Figure data in JSON:
## begin

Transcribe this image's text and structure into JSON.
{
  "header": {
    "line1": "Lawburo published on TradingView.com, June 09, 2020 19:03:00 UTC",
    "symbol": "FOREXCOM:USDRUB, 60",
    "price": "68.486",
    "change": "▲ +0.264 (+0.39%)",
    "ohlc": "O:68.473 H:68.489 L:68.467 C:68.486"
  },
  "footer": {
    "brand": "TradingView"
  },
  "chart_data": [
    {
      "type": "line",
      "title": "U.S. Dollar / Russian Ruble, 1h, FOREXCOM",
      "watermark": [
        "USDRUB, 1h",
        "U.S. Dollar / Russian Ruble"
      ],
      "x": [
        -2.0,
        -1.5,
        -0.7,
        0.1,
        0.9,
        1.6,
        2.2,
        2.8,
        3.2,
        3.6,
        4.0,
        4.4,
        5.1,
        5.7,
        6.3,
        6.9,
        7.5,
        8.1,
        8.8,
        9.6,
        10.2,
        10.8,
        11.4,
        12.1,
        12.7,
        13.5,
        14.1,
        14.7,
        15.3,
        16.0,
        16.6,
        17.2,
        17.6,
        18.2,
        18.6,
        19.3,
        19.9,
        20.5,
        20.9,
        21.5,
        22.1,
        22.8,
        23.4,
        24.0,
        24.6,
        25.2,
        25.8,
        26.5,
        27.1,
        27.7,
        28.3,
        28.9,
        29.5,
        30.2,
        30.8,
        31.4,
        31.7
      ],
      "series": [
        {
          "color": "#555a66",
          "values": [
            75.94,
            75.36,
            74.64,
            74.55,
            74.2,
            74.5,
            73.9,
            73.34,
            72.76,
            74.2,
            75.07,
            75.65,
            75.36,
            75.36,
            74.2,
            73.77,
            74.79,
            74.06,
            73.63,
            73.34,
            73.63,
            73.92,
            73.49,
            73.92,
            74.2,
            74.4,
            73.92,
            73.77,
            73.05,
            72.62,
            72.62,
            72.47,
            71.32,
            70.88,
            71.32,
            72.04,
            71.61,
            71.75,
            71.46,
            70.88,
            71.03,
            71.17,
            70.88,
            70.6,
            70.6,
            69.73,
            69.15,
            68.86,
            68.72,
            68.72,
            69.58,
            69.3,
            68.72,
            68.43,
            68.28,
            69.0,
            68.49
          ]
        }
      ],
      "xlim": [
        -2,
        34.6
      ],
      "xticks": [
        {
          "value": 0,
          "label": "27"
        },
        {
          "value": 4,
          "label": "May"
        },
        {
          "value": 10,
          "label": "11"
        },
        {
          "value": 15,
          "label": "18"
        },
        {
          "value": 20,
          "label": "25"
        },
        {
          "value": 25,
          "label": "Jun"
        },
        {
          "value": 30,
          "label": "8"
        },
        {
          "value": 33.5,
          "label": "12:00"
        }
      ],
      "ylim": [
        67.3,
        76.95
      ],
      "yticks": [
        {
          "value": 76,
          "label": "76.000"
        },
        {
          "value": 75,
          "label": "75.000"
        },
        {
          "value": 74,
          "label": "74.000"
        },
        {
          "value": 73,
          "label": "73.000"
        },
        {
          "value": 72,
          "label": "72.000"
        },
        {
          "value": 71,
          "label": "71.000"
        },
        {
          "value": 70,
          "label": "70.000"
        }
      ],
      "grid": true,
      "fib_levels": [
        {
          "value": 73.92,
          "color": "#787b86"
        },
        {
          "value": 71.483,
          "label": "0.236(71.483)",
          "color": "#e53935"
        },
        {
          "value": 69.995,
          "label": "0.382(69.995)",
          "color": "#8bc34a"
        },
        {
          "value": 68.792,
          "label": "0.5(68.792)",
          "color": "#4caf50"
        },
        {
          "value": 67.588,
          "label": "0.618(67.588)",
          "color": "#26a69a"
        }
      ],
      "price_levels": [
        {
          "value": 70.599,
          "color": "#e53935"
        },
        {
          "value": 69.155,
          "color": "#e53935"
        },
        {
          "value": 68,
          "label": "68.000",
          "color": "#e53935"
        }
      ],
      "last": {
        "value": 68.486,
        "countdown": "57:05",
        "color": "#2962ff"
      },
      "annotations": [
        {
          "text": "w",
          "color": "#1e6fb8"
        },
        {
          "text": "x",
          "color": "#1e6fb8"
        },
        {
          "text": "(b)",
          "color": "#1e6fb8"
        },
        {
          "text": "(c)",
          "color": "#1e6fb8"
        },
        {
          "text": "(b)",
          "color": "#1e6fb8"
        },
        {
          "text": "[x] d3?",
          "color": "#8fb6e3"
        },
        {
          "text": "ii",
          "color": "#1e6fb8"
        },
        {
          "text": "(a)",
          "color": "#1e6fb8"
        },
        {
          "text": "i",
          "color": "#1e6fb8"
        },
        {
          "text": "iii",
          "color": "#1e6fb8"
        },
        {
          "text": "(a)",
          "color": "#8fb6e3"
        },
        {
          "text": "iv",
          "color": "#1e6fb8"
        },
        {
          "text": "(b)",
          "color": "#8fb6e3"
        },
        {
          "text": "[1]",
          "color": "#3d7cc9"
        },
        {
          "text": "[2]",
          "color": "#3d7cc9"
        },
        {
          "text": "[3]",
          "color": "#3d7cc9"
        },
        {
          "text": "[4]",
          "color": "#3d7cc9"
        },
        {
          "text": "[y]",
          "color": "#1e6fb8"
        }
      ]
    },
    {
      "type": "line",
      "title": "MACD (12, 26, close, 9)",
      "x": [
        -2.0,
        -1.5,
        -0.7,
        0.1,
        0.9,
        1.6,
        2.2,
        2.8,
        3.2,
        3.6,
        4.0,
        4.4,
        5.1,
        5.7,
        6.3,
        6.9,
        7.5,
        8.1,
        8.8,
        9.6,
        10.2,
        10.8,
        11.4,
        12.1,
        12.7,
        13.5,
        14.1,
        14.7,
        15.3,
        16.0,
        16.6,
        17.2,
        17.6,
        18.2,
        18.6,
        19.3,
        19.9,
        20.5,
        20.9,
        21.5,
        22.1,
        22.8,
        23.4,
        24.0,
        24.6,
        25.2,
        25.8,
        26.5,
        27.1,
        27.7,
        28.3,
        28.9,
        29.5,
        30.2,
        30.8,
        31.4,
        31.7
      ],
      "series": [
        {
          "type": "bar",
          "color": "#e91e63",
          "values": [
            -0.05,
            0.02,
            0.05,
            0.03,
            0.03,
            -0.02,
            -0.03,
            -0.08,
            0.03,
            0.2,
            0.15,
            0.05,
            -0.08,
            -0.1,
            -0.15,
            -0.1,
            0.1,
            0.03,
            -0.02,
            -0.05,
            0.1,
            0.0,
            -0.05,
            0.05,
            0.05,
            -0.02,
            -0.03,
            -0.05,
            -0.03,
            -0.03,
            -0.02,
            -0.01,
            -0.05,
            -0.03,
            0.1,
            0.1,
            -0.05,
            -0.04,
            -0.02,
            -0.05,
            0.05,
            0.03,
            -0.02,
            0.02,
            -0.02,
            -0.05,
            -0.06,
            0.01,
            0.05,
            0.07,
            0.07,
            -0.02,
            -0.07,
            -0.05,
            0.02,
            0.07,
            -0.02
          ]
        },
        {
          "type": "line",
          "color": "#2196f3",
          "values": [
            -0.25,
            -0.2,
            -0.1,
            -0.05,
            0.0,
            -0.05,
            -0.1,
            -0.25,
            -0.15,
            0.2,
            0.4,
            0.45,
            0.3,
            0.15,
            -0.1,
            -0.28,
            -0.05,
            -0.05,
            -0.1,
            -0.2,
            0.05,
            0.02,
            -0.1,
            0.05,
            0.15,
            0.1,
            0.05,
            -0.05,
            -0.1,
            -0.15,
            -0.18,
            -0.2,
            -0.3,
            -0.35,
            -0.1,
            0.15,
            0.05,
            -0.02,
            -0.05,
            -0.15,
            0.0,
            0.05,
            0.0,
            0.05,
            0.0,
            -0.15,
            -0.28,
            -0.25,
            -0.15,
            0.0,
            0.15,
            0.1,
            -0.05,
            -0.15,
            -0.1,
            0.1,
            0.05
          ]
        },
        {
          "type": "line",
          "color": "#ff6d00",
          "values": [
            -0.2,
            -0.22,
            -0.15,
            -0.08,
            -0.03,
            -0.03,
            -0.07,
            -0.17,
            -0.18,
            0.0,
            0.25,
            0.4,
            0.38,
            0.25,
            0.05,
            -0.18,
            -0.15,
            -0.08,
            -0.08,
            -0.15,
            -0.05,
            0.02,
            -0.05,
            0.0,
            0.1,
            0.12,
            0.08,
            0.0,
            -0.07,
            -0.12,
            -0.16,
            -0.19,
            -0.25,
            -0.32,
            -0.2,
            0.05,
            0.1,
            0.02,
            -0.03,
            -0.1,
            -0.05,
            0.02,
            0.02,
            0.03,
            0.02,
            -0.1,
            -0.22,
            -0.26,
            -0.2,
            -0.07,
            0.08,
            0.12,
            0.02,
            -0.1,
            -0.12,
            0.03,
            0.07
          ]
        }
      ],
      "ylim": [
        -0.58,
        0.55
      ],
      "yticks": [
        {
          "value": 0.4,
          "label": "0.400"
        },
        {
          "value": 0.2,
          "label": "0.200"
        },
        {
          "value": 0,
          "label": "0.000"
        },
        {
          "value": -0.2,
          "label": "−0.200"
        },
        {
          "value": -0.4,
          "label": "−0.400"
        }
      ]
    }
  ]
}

## end

**EXERCISE TASK**
Search the data for "USDRUB" and list every line in which it occurs.

**WRITTEN ANSWER**
    "symbol": "FOREXCOM:USDRUB, 60",
        "USDRUB, 1h",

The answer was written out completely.